[Raw records]
○ ○ ○ ○ ○ ○ ○
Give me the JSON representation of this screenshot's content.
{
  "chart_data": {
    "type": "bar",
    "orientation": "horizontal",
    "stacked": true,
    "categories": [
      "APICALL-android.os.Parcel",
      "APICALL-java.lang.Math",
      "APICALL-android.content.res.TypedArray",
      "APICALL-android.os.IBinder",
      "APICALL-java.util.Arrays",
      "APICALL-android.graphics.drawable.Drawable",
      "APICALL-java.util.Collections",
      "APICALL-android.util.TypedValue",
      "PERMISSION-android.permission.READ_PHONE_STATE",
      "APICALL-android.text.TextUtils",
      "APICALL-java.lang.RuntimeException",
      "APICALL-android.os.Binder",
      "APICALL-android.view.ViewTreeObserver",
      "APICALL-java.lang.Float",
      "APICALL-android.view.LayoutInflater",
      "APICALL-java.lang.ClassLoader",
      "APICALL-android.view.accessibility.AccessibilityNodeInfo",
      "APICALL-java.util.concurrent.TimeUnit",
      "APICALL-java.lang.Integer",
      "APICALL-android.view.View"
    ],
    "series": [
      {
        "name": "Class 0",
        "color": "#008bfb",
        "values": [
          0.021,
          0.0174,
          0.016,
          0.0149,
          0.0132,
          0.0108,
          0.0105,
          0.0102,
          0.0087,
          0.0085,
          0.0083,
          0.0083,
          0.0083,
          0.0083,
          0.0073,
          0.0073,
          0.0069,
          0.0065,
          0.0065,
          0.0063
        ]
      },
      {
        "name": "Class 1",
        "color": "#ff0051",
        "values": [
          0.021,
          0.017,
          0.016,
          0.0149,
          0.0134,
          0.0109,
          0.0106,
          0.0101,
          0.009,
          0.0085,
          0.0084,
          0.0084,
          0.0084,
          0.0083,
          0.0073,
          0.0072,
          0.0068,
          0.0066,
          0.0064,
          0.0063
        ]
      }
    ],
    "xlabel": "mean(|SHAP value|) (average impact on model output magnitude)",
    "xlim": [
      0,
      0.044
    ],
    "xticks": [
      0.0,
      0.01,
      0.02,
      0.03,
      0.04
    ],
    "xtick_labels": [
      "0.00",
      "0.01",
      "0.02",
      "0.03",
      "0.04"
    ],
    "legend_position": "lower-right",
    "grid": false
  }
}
○ ○ ○ ○ ○ ○ ○
[GIVEN REQUEST] Using the listing above, retype each line exactly.

[WRITTEN ANSWER]
Give me the JSON representation of this screenshot's content.
{
  "chart_data": {
    "type": "bar",
    "orientation": "horizontal",
    "stacked": true,
    "categories": [
      "APICALL-android.os.Parcel",
      "APICALL-java.lang.Math",
      "APICALL-android.content.res.TypedArray",
      "APICALL-android.os.IBinder",
      "APICALL-java.util.Arrays",
      "APICALL-android.graphics.drawable.Drawable",
      "APICALL-java.util.Collections",
      "APICALL-android.util.TypedValue",
      "PERMISSION-android.permission.READ_PHONE_STATE",
      "APICALL-android.text.TextUtils",
      "APICALL-java.lang.RuntimeException",
      "APICALL-android.os.Binder",
      "APICALL-android.view.ViewTreeObserver",
      "APICALL-java.lang.Float",
      "APICALL-android.view.LayoutInflater",
      "APICALL-java.lang.ClassLoader",
      "APICALL-android.view.accessibility.AccessibilityNodeInfo",
      "APICALL-java.util.concurrent.TimeUnit",
      "APICALL-java.lang.Integer",
      "APICALL-android.view.View"
    ],
    "series": [
      {
        "name": "Class 0",
        "color": "#008bfb",
        "values": [
          0.021,
          0.0174,
          0.016,
          0.0149,
          0.0132,
          0.0108,
          0.0105,
          0.0102,
          0.0087,
          0.0085,
          0.0083,
          0.0083,
          0.0083,
          0.0083,
          0.0073,
          0.0073,
          0.0069,
          0.0065,
          0.0065,
          0.0063
        ]
      },
      {
        "name": "Class 1",
        "color": "#ff0051",
        "values": [
          0.021,
          0.017,
          0.016,
          0.0149,
          0.0134,
          0.0109,
          0.0106,
          0.0101,
          0.009,
          0.0085,
          0.0084,
          0.0084,
          0.0084,
          0.0083,
          0.0073,
          0.0072,
          0.0068,
          0.0066,
          0.0064,
          0.0063
        ]
      }
    ],
    "xlabel": "mean(|SHAP value|) (average impact on model output magnitude)",
    "xlim": [
      0,
      0.044
    ],
    "xticks": [
      0.0,
      0.01,
      0.02,
      0.03,
      0.04
    ],
    "xtick_labels": [
      "0.00",
      "0.01",
      "0.02",
      "0.03",
      "0.04"
    ],
    "legend_position": "lower-right",
    "grid": false
  }
}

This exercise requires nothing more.